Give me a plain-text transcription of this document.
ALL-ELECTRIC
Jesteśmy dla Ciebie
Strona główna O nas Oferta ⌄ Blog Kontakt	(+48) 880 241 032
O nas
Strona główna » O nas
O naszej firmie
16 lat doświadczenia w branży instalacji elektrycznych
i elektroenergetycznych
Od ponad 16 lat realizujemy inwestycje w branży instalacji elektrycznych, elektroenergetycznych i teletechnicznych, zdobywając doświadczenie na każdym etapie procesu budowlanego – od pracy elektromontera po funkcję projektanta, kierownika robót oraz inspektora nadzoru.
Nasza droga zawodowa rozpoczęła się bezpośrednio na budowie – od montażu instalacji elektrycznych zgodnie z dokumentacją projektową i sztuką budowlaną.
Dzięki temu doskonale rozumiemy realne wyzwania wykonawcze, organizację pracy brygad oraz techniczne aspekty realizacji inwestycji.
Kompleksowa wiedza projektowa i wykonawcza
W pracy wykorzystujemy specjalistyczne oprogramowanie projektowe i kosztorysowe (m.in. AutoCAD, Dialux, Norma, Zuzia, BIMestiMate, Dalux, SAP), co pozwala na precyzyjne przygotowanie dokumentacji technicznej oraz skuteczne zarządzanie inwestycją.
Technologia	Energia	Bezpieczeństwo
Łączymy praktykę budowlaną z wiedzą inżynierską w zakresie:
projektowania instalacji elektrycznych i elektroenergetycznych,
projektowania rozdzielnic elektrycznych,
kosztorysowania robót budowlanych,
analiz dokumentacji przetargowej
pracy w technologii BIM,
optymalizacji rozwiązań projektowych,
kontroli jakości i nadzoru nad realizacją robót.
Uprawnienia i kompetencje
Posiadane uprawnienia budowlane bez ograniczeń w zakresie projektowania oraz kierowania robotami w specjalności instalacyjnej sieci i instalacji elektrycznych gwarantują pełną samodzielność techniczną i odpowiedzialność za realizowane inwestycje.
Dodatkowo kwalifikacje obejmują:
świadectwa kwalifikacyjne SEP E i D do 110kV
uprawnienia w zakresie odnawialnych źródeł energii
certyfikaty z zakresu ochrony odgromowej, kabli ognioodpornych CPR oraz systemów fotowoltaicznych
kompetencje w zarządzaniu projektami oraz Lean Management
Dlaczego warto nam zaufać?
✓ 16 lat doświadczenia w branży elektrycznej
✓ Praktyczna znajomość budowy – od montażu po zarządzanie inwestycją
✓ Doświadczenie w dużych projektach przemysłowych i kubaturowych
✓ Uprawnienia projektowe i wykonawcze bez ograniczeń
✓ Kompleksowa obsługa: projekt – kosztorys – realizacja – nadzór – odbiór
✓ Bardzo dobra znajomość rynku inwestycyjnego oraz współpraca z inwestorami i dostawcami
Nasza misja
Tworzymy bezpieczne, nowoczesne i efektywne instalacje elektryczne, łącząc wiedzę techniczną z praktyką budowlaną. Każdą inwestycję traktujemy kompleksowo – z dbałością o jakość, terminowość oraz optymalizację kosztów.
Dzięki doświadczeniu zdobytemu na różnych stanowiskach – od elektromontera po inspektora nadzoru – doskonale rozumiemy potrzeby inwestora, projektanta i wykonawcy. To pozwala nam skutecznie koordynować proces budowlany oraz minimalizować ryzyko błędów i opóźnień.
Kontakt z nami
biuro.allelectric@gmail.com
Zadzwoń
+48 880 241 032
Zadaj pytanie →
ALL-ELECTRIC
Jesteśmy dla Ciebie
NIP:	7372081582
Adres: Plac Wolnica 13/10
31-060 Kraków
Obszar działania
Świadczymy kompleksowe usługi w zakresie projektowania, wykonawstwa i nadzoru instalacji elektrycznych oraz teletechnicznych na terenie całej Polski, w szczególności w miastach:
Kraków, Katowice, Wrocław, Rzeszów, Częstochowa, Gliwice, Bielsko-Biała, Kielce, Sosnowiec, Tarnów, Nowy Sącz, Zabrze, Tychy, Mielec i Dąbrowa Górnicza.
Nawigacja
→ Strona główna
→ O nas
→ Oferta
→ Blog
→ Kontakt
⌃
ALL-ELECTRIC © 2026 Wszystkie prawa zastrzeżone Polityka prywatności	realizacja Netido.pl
● ● ●
● **Problem requirements**
Filter the records above for "Nasza" and copy every matching line.

● **Exercise response**
Nasza droga zawodowa rozpoczęła się bezpośrednio na budowie – od montażu instalacji elektrycznych zgodnie z dokumentacją projektową i sztuką budowlaną.
Nasza misja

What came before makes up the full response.